-- BEGIN Supplied material --
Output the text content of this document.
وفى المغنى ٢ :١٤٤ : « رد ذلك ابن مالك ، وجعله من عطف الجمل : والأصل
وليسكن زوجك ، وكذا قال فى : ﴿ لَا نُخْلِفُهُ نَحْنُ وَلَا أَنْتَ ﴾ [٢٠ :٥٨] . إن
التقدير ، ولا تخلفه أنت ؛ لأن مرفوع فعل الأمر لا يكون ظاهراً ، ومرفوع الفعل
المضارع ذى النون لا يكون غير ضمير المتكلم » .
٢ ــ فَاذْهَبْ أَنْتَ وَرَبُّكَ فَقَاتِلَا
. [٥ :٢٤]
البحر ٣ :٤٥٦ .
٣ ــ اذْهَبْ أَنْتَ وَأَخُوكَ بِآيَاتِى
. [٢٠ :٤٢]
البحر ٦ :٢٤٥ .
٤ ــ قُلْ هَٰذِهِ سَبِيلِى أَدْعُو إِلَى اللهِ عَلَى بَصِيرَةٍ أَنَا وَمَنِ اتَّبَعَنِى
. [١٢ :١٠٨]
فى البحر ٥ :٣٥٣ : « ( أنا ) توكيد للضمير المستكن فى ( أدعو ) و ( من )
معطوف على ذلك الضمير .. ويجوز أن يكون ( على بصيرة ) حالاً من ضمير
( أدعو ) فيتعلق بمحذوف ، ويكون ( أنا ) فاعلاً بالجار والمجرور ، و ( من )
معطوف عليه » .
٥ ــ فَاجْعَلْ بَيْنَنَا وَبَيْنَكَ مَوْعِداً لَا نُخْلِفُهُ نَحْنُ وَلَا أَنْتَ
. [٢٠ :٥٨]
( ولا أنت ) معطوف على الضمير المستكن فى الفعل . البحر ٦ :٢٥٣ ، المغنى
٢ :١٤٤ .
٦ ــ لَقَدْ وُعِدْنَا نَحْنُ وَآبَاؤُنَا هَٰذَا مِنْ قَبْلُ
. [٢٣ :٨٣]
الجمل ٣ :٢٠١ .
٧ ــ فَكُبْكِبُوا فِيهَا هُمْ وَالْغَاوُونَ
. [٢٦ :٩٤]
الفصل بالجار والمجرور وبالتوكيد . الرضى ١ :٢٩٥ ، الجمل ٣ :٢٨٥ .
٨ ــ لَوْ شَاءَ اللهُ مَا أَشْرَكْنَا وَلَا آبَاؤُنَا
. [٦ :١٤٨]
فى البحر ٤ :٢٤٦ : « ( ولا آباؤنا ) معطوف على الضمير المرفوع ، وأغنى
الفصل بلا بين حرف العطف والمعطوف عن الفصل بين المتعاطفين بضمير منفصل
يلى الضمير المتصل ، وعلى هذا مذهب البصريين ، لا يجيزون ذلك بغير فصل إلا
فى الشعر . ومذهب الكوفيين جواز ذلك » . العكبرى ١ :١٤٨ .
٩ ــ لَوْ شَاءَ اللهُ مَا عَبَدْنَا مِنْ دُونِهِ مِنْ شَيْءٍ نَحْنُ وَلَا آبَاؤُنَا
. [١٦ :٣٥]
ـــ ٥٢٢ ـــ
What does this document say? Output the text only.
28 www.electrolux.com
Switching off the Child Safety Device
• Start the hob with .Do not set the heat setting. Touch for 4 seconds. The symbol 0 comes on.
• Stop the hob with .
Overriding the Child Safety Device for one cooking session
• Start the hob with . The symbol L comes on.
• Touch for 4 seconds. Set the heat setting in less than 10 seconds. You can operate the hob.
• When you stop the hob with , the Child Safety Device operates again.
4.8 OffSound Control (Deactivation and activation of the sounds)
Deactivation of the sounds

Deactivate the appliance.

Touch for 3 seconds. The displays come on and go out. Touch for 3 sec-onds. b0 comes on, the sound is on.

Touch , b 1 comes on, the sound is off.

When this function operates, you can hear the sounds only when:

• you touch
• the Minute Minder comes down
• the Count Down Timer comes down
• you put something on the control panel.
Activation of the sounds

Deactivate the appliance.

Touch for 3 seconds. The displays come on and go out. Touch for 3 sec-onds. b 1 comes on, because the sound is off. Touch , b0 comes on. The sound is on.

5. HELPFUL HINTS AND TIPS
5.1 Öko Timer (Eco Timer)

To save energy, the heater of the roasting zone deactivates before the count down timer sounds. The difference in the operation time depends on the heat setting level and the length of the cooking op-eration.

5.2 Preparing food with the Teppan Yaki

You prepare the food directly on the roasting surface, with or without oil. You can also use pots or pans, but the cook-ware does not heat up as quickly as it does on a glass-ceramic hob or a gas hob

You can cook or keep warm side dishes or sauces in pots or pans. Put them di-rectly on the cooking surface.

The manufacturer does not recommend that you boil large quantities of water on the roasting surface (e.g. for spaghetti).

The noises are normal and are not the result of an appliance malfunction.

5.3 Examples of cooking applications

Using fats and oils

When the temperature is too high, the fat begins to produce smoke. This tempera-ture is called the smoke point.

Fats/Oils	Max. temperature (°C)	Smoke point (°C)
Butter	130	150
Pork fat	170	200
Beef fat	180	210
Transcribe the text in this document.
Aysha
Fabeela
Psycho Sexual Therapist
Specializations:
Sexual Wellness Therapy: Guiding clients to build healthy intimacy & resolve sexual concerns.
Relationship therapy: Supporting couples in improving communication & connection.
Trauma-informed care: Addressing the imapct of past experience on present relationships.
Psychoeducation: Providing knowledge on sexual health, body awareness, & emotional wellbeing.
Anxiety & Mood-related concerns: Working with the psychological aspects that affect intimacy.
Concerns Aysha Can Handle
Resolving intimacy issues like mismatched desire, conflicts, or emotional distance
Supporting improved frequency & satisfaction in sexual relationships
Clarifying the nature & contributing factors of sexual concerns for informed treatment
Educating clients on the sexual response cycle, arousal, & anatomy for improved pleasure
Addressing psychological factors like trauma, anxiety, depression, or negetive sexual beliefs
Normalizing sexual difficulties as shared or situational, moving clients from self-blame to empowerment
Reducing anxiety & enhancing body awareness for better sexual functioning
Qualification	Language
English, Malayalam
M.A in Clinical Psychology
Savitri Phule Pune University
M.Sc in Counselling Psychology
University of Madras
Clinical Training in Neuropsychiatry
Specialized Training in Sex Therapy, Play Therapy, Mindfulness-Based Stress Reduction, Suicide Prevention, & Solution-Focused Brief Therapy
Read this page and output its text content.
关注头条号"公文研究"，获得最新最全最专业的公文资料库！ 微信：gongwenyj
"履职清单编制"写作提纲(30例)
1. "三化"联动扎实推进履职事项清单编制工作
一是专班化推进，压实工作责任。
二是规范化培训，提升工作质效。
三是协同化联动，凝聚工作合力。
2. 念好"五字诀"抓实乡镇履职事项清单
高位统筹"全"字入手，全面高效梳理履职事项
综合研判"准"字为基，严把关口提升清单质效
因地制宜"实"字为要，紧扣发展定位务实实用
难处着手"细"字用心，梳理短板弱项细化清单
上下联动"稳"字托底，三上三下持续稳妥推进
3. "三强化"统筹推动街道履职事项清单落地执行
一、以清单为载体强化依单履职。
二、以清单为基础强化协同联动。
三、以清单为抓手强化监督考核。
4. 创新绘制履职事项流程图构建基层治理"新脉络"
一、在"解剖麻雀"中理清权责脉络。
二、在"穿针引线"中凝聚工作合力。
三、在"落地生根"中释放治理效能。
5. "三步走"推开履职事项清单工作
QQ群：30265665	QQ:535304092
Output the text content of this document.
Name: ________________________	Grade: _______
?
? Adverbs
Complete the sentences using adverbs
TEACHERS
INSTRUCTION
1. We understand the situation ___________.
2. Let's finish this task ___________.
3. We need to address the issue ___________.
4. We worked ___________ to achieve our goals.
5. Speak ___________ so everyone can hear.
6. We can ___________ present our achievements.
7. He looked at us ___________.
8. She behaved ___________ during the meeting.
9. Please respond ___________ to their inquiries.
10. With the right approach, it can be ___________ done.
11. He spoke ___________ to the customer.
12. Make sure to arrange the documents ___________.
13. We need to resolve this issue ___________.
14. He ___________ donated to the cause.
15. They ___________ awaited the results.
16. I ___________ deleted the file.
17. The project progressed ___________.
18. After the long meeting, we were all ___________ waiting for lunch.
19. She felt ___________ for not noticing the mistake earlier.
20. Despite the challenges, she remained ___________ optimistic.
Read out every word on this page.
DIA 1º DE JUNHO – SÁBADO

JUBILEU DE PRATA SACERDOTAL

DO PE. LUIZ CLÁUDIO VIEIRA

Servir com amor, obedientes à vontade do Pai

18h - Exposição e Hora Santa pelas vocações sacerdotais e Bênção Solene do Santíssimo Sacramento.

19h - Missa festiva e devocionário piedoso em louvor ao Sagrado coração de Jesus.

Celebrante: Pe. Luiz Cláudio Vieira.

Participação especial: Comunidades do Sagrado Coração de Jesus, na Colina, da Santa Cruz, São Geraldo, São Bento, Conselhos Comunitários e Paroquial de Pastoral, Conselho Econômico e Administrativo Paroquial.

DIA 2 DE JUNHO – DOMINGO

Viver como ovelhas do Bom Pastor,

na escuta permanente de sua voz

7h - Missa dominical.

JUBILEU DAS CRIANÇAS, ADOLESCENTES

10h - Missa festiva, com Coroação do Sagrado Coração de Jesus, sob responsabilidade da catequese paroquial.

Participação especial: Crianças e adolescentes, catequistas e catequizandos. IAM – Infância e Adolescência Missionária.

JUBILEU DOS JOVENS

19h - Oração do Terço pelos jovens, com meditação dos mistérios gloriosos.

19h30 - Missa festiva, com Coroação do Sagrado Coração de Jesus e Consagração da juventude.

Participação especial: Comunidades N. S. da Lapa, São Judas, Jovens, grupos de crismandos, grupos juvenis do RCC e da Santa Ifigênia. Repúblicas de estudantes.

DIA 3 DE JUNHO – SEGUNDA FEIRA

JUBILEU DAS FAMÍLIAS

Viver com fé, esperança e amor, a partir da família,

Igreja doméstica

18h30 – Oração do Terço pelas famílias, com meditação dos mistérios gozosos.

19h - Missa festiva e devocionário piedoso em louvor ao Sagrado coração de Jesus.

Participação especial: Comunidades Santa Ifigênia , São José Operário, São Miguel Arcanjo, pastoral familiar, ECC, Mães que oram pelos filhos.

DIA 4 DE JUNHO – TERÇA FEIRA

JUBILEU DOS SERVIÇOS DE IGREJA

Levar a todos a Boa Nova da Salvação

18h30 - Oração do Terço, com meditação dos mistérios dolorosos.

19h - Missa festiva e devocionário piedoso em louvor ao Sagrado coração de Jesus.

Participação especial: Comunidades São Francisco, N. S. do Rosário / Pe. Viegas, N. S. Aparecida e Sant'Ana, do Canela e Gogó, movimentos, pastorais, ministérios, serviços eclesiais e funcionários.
-- END Supplied material --
:: Exercise details ::
Check each line of the records for "clients" and copy the ones that contain it.

:: Answer ::
Sexual Wellness Therapy: Guiding clients to build healthy intimacy & resolve sexual concerns.
Educating clients on the sexual response cycle, arousal, & anatomy for improved pleasure
Normalizing sexual difficulties as shared or situational, moving clients from self-blame to empowerment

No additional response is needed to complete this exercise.